• **SHORT EXERCISE**
Print every entry word for word, but omit the pictures.

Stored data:
--------------------------------------------------

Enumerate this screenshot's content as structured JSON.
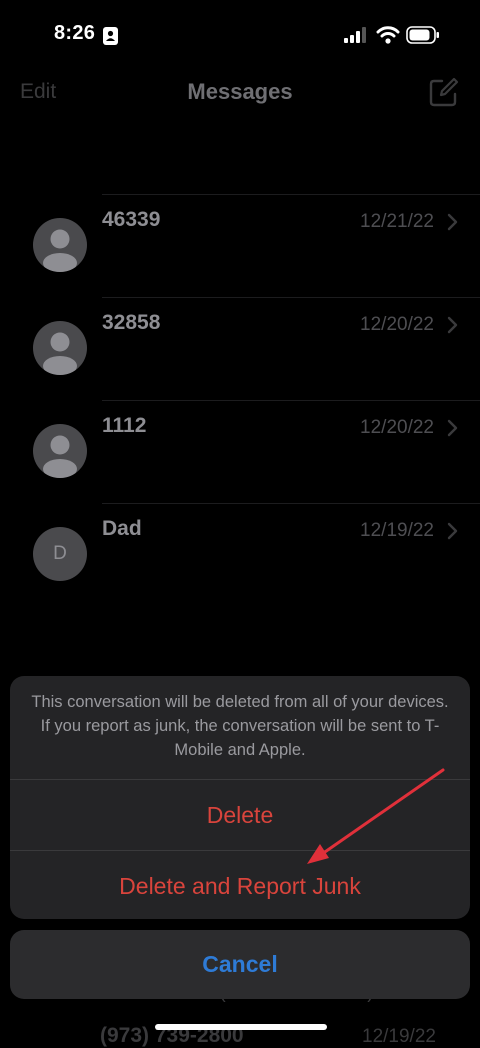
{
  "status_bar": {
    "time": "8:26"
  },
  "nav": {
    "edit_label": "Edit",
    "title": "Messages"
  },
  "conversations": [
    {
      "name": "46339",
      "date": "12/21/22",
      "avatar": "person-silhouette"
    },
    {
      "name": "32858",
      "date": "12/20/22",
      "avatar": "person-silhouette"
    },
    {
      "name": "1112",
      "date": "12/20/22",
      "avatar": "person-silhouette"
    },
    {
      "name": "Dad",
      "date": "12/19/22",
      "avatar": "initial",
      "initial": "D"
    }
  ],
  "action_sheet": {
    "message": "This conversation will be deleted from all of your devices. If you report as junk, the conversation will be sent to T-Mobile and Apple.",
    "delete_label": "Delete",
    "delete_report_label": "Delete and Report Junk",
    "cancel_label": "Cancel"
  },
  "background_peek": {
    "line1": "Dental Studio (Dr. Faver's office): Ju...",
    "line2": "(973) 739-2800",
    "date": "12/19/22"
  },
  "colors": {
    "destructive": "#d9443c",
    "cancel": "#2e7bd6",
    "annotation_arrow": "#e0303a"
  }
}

--------------------------------------------------

• **RESULT OF THIS EXERCISE**
Enumerate this screenshot's content as structured JSON.
{
  "status_bar": {
    "time": "8:26"
  },
  "nav": {
    "edit_label": "Edit",
    "title": "Messages"
  },
  "conversations": [
    {
      "name": "46339",
      "date": "12/21/22",
      "avatar": "person-silhouette"
    },
    {
      "name": "32858",
      "date": "12/20/22",
      "avatar": "person-silhouette"
    },
    {
      "name": "1112",
      "date": "12/20/22",
      "avatar": "person-silhouette"
    },
    {
      "name": "Dad",
      "date": "12/19/22",
      "avatar": "initial",
      "initial": "D"
    }
  ],
  "action_sheet": {
    "message": "This conversation will be deleted from all of your devices. If you report as junk, the conversation will be sent to T-Mobile and Apple.",
    "delete_label": "Delete",
    "delete_report_label": "Delete and Report Junk",
    "cancel_label": "Cancel"
  },
  "background_peek": {
    "line1": "Dental Studio (Dr. Faver's office): Ju...",
    "line2": "(973) 739-2800",
    "date": "12/19/22"
  },
  "colors": {
    "destructive": "#d9443c",
    "cancel": "#2e7bd6",
    "annotation_arrow": "#e0303a"
  }
}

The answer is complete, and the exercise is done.